_WHAT IS ASKED:_ Only the lines from the one containing "Output the underlying" through the end of the entries should be repeated, exactly as they appear, first and last included.

Begin

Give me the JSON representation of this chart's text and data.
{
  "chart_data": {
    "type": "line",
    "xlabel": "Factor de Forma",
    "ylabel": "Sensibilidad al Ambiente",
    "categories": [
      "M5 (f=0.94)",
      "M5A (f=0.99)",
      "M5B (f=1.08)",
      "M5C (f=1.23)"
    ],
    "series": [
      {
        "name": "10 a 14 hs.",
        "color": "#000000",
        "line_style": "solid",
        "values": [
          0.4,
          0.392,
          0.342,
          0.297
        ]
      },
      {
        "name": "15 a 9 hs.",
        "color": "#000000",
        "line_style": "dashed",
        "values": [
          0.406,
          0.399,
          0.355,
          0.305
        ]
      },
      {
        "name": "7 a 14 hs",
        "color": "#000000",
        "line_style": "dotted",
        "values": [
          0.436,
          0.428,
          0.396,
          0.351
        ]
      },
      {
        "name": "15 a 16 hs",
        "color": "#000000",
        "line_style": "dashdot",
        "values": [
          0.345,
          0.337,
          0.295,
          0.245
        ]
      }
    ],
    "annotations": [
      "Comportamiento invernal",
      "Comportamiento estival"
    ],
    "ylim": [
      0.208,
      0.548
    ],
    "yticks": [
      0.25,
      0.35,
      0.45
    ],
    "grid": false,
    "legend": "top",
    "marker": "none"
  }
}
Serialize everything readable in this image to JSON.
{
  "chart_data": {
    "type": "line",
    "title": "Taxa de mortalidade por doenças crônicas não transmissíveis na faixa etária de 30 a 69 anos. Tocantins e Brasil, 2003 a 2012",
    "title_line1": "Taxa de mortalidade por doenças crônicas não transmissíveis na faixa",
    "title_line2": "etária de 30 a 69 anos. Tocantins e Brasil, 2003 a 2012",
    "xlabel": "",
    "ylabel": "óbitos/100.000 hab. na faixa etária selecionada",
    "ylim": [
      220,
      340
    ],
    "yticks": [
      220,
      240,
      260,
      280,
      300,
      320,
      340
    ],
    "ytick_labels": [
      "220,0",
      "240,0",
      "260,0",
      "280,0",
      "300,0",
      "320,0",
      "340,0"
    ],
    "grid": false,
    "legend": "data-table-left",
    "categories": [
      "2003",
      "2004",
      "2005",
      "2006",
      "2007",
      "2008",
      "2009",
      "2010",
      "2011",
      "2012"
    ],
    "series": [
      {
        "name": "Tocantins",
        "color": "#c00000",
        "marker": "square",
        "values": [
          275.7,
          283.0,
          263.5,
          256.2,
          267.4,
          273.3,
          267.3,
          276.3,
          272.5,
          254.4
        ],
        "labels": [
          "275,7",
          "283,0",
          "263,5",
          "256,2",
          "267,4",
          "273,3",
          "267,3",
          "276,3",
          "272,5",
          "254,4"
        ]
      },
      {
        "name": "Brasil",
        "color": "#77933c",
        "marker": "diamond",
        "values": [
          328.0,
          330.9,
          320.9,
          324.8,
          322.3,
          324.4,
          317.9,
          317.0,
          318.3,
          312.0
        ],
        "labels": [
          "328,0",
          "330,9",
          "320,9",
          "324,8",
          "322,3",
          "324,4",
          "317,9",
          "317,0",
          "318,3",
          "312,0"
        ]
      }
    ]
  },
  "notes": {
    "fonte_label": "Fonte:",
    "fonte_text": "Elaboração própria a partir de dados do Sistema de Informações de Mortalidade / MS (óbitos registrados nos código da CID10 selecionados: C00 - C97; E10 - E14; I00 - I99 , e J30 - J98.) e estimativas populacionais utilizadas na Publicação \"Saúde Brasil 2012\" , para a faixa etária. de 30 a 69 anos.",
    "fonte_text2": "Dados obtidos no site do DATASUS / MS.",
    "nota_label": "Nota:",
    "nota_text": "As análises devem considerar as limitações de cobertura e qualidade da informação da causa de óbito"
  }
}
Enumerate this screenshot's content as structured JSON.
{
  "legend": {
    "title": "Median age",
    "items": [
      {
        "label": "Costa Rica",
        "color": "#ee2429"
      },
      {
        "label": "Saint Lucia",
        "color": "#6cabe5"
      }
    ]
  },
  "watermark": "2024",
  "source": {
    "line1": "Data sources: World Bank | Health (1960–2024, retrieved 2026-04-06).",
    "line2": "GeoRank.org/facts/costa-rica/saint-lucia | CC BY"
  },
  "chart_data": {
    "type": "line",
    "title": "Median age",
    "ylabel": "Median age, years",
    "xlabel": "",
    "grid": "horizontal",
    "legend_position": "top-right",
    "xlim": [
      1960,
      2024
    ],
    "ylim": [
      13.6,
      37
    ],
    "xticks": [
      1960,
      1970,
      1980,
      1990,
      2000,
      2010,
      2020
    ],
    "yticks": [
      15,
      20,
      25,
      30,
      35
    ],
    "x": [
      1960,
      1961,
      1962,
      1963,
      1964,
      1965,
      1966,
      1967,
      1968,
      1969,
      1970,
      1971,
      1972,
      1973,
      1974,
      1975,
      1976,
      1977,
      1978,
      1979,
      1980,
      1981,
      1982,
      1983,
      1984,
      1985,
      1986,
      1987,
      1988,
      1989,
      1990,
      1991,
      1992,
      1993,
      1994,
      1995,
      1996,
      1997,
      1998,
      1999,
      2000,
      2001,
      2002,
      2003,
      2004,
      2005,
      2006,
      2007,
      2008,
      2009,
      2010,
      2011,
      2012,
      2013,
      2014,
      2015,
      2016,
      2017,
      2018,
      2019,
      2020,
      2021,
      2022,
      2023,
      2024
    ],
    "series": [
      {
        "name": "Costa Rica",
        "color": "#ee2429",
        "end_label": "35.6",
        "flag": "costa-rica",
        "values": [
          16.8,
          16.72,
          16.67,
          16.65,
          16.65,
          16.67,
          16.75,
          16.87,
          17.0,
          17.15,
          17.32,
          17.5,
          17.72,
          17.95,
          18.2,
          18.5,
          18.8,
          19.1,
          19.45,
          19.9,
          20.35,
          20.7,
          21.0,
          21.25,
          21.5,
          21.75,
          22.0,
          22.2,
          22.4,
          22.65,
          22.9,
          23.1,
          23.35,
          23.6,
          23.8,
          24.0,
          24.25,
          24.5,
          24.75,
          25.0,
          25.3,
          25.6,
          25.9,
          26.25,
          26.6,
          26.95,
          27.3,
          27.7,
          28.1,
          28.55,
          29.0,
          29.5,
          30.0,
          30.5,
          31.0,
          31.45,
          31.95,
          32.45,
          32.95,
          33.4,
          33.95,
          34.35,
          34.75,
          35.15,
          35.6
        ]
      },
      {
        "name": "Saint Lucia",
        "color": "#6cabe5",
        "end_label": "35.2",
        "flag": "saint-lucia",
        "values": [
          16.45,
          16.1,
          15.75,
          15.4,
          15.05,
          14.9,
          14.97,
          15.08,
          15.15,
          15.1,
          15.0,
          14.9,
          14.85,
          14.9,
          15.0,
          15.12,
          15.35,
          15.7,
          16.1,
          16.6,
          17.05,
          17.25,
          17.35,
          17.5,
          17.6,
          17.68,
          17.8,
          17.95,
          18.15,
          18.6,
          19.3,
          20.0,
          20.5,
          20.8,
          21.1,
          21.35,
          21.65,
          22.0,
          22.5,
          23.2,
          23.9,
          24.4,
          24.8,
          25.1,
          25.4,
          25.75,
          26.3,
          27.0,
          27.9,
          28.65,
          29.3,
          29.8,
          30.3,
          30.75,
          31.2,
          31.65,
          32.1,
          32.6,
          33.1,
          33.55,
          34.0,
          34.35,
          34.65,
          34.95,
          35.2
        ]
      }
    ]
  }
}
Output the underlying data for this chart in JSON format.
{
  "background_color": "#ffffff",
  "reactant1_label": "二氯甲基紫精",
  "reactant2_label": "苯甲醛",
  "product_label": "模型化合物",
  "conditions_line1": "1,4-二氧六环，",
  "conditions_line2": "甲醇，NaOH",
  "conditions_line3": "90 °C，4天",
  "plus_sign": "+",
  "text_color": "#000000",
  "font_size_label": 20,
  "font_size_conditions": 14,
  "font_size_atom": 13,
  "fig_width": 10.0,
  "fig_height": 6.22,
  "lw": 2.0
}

End

_SOLUTION TO THE EXERCISE:_
Output the underlying data for this chart in JSON format.
{
  "background_color": "#ffffff",
  "reactant1_label": "二氯甲基紫精",
  "reactant2_label": "苯甲醛",
  "product_label": "模型化合物",
  "conditions_line1": "1,4-二氧六环，",
  "conditions_line2": "甲醇，NaOH",
  "conditions_line3": "90 °C，4天",
  "plus_sign": "+",
  "text_color": "#000000",
  "font_size_label": 20,
  "font_size_conditions": 14,
  "font_size_atom": 13,
  "fig_width": 10.0,
  "fig_height": 6.22,
  "lw": 2.0
}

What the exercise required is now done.